Available records:
__________
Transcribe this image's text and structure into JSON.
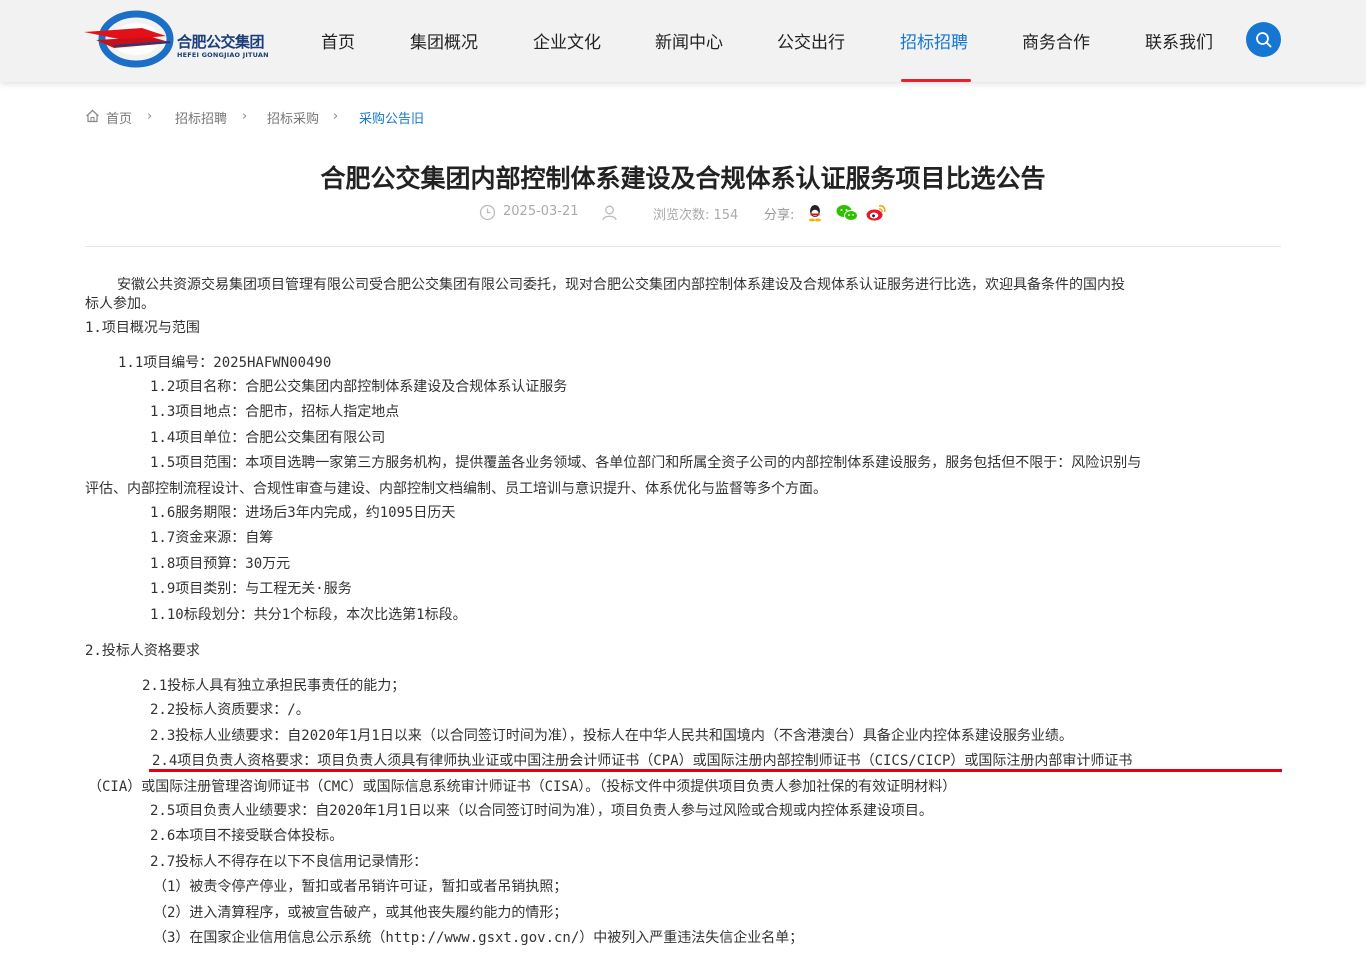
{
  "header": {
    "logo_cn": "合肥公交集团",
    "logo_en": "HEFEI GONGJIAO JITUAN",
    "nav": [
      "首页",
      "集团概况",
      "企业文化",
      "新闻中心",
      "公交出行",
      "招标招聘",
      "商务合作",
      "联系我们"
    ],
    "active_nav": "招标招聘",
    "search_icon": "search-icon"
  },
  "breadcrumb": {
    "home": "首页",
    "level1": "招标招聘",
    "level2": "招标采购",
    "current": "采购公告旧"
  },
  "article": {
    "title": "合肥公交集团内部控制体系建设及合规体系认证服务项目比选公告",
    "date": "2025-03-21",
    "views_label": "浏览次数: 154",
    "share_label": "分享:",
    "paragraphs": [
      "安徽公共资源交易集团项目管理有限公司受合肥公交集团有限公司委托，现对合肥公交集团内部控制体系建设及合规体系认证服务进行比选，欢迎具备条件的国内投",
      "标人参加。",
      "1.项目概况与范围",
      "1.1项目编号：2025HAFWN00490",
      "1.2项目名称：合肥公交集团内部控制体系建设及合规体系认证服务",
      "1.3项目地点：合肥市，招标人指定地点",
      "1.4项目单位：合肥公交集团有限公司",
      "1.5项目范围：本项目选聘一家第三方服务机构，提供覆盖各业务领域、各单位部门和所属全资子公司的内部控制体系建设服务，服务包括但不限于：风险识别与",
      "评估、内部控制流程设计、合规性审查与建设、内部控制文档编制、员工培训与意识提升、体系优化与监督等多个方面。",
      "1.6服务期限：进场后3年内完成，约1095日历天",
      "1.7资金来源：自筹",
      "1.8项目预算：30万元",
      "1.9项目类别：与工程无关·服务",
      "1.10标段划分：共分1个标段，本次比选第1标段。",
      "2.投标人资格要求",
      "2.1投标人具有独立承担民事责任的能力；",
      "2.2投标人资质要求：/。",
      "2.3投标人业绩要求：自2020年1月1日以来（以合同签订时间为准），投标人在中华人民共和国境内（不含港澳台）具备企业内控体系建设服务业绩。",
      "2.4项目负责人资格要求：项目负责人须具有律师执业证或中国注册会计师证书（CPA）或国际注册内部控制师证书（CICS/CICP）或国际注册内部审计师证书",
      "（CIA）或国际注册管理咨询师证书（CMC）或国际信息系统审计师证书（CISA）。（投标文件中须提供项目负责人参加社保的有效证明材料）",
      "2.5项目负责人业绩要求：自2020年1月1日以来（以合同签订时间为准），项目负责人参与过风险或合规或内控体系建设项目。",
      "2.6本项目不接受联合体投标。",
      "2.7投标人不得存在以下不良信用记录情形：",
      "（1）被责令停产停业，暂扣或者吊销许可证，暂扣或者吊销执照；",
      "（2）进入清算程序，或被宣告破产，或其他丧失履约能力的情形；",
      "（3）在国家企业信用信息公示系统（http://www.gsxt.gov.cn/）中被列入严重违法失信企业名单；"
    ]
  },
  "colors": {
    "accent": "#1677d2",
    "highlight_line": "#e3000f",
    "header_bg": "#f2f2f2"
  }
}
__________
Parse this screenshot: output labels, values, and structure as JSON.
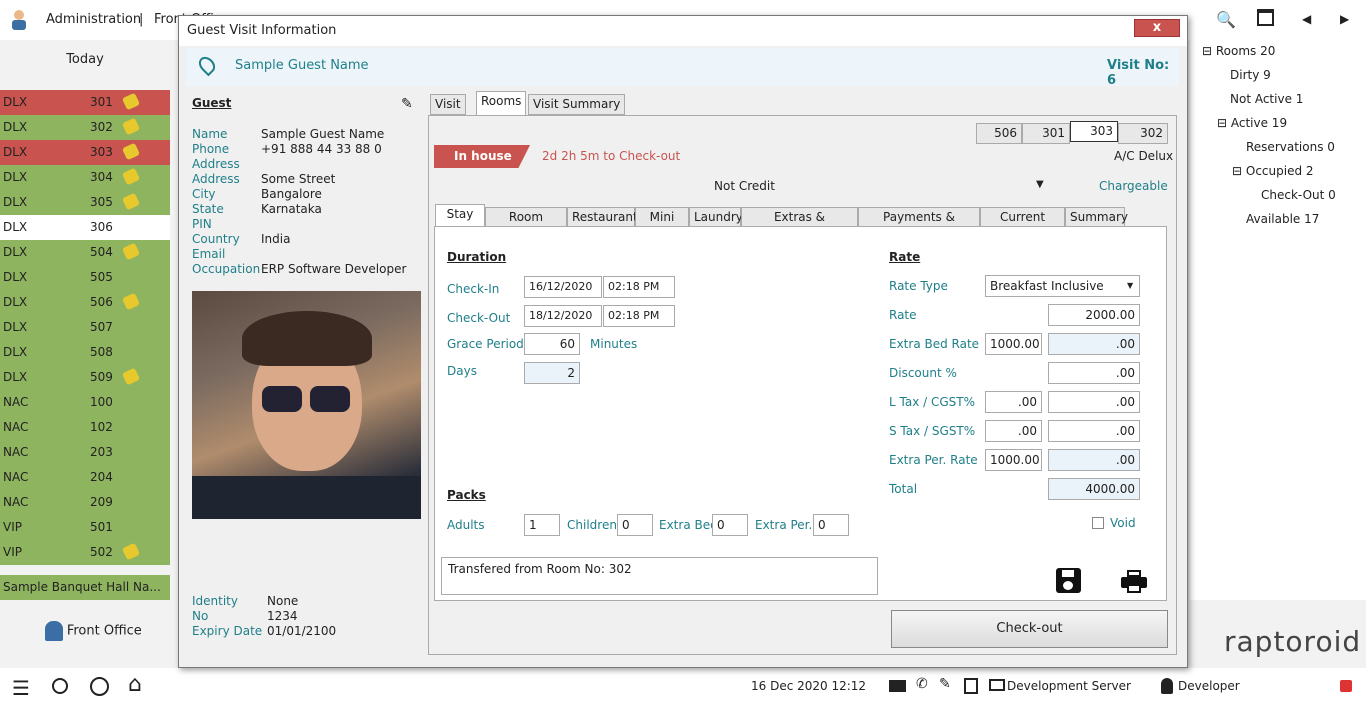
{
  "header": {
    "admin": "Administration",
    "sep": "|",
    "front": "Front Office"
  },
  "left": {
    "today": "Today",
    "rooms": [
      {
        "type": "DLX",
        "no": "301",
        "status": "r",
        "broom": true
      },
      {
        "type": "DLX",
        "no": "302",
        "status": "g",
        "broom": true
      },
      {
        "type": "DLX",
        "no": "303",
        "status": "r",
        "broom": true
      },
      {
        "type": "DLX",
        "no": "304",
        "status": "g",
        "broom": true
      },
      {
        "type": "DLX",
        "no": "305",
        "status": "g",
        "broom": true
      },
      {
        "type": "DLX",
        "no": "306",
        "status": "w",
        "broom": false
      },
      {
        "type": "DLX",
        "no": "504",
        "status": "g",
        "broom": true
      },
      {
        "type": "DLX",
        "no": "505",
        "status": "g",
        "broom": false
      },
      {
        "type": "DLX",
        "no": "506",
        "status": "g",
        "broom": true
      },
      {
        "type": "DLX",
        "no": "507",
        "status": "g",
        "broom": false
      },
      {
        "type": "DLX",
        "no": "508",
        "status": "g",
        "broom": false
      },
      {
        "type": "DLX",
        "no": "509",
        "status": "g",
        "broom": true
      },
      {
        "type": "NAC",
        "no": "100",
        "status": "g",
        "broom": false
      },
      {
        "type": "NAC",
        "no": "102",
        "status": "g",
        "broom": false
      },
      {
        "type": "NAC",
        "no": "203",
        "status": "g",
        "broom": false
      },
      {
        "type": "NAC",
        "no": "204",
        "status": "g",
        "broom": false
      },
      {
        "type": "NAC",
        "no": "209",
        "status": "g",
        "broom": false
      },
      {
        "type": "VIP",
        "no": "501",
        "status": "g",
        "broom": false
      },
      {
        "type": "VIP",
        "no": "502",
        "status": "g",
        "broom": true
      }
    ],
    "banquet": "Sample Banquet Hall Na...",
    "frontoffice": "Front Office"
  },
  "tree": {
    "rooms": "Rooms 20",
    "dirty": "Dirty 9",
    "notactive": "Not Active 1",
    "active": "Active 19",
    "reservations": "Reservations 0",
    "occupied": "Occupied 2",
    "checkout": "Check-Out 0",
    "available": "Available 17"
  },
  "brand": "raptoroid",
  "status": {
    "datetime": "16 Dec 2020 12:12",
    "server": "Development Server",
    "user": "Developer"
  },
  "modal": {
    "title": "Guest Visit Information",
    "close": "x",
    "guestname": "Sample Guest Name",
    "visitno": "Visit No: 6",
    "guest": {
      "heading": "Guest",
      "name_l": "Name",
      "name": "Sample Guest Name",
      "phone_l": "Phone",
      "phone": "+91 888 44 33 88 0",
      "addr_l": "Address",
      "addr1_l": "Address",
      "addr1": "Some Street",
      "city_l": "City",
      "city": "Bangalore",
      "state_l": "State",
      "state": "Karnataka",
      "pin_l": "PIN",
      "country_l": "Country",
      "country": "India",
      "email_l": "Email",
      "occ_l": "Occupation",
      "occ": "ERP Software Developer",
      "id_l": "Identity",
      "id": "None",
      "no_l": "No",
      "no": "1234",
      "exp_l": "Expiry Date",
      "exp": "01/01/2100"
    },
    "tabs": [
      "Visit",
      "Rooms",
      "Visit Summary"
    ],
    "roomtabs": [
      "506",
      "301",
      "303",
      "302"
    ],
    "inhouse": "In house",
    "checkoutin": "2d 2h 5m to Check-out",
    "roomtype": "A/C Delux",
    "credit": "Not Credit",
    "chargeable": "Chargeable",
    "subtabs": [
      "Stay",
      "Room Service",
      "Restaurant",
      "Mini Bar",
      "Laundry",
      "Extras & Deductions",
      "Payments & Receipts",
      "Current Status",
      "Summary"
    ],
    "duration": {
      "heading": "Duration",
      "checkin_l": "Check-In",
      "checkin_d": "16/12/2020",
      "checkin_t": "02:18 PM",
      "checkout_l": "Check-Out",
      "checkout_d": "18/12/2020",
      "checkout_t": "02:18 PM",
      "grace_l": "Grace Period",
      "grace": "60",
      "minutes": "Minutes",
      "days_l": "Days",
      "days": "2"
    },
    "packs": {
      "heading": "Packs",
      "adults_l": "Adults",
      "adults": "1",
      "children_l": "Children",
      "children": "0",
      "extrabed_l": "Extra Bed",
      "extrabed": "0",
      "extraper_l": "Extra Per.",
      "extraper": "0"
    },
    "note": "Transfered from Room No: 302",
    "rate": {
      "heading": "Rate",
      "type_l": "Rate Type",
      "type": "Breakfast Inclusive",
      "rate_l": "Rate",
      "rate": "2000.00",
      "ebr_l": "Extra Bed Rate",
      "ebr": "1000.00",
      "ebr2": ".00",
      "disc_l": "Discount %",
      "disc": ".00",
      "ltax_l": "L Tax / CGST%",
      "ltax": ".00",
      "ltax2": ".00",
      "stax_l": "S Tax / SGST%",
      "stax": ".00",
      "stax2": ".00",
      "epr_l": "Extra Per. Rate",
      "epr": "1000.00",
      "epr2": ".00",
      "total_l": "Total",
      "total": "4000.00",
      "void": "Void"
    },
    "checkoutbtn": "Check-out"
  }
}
__________
Direction: Find every line that holds "heading" and copy it.

Written solution:
      "heading": "Guest",
      "heading": "Duration",
      "heading": "Packs",
      "heading": "Rate",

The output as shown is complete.